### DATA FOR PROCESSING
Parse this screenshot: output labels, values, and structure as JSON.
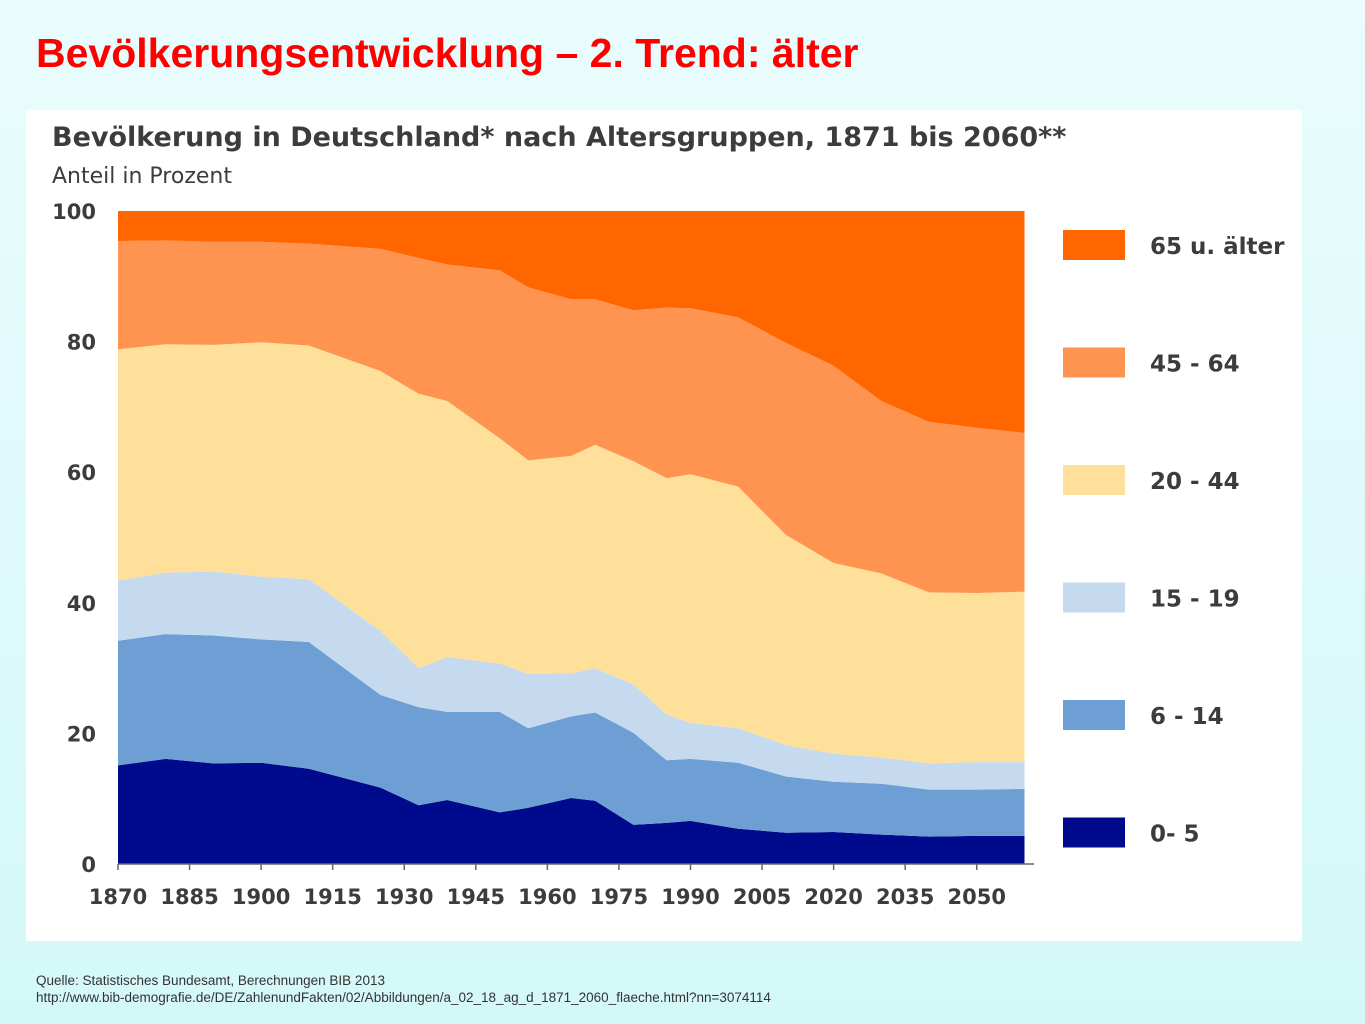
{
  "slide": {
    "title": "Bevölkerungsentwicklung – 2. Trend: älter",
    "source_line1": "Quelle: Statistisches Bundesamt, Berechnungen BIB 2013",
    "source_line2": "http://www.bib-demografie.de/DE/ZahlenundFakten/02/Abbildungen/a_02_18_ag_d_1871_2060_flaeche.html?nn=3074114"
  },
  "chart_data": {
    "type": "area",
    "stacked": true,
    "title": "Bevölkerung in Deutschland* nach Altersgruppen, 1871 bis 2060**",
    "subtitle": "Anteil in Prozent",
    "xlabel": "",
    "ylabel": "",
    "xlim": [
      1870,
      2062
    ],
    "ylim": [
      0,
      100
    ],
    "x_ticks": [
      1870,
      1885,
      1900,
      1915,
      1930,
      1945,
      1960,
      1975,
      1990,
      2005,
      2020,
      2035,
      2050
    ],
    "y_ticks": [
      0,
      20,
      40,
      60,
      80,
      100
    ],
    "legend_position": "right",
    "x": [
      1870,
      1880,
      1890,
      1900,
      1910,
      1925,
      1933,
      1939,
      1950,
      1956,
      1965,
      1970,
      1978,
      1985,
      1990,
      2000,
      2010,
      2020,
      2030,
      2040,
      2050,
      2060
    ],
    "series": [
      {
        "name": "0-  5",
        "color": "#000a8c",
        "values": [
          15.1,
          16.1,
          15.4,
          15.5,
          14.6,
          11.7,
          9.0,
          9.8,
          7.9,
          8.6,
          10.1,
          9.7,
          6.0,
          6.3,
          6.6,
          5.4,
          4.8,
          4.9,
          4.5,
          4.2,
          4.3,
          4.3
        ]
      },
      {
        "name": "6 - 14",
        "color": "#6e9fd4",
        "values": [
          19.1,
          19.1,
          19.6,
          18.9,
          19.4,
          14.2,
          15.0,
          13.5,
          15.4,
          12.2,
          12.5,
          13.5,
          14.1,
          9.6,
          9.5,
          10.1,
          8.6,
          7.7,
          7.8,
          7.2,
          7.1,
          7.2
        ]
      },
      {
        "name": "15 - 19",
        "color": "#c5d9ef",
        "values": [
          9.2,
          9.4,
          9.8,
          9.6,
          9.6,
          9.8,
          6.0,
          8.4,
          7.4,
          8.3,
          6.6,
          6.8,
          7.4,
          7.0,
          5.5,
          5.3,
          4.8,
          4.3,
          4.0,
          4.0,
          4.2,
          4.1
        ]
      },
      {
        "name": "20 - 44",
        "color": "#fee09a",
        "values": [
          35.4,
          35.0,
          34.7,
          35.9,
          35.8,
          39.8,
          42.0,
          39.2,
          34.5,
          32.7,
          33.3,
          34.2,
          34.2,
          36.2,
          38.1,
          37.0,
          32.2,
          29.2,
          28.2,
          26.2,
          25.9,
          26.1
        ]
      },
      {
        "name": "45 - 64",
        "color": "#ff9450",
        "values": [
          16.6,
          15.9,
          15.8,
          15.4,
          15.6,
          18.7,
          20.8,
          20.9,
          25.7,
          26.5,
          24.0,
          22.3,
          23.1,
          26.1,
          25.4,
          25.9,
          29.4,
          30.2,
          26.4,
          26.1,
          25.3,
          24.3
        ]
      },
      {
        "name": "65 u. älter",
        "color": "#ff6600",
        "values": [
          4.6,
          4.5,
          4.7,
          4.7,
          5.0,
          5.8,
          7.2,
          8.2,
          9.1,
          11.7,
          13.5,
          13.5,
          15.2,
          14.8,
          14.9,
          16.3,
          20.2,
          23.7,
          29.1,
          32.3,
          33.2,
          34.0
        ]
      }
    ]
  }
}
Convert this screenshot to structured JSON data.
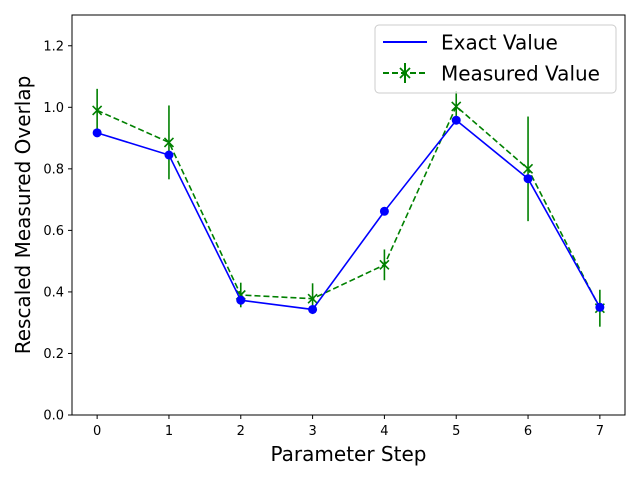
{
  "chart_data": {
    "type": "line",
    "title": "",
    "xlabel": "Parameter Step",
    "ylabel": "Rescaled Measured Overlap",
    "x": [
      0,
      1,
      2,
      3,
      4,
      5,
      6,
      7
    ],
    "xlim": [
      -0.35,
      7.35
    ],
    "ylim": [
      0.0,
      1.3
    ],
    "x_ticks": [
      "0",
      "1",
      "2",
      "3",
      "4",
      "5",
      "6",
      "7"
    ],
    "y_ticks": [
      "0.0",
      "0.2",
      "0.4",
      "0.6",
      "0.8",
      "1.0",
      "1.2"
    ],
    "grid": false,
    "legend_position": "top-right",
    "series": [
      {
        "name": "Exact Value",
        "values": [
          0.917,
          0.845,
          0.373,
          0.343,
          0.662,
          0.958,
          0.768,
          0.35
        ],
        "color": "#0000ff",
        "style": "solid",
        "marker": "circle"
      },
      {
        "name": "Measured Value",
        "values": [
          0.99,
          0.886,
          0.39,
          0.378,
          0.488,
          1.003,
          0.8,
          0.347
        ],
        "errors": [
          0.07,
          0.12,
          0.04,
          0.05,
          0.05,
          0.05,
          0.17,
          0.06
        ],
        "color": "#008000",
        "style": "dashed",
        "marker": "x"
      }
    ]
  }
}
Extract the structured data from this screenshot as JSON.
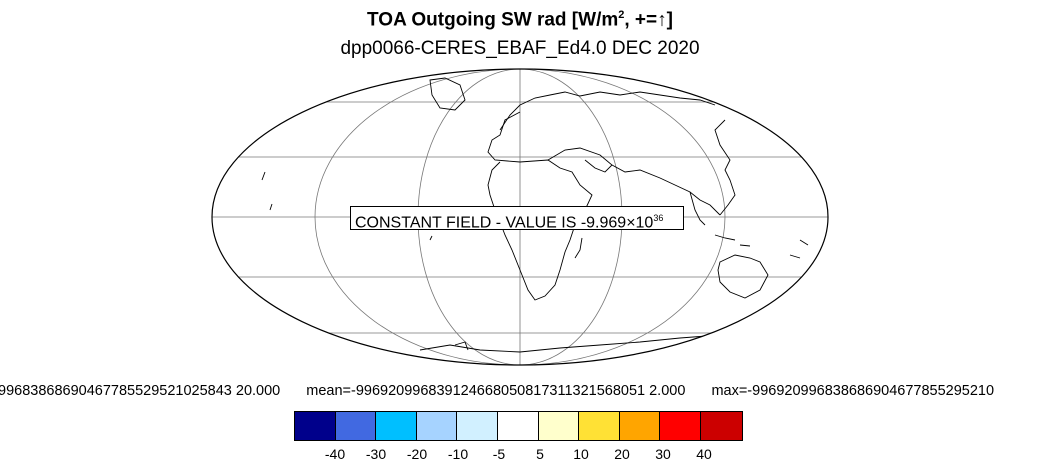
######
→ GOAL
Work out how many lines of the listing above include the word "this". Report only the number.

→ SOLUTION
3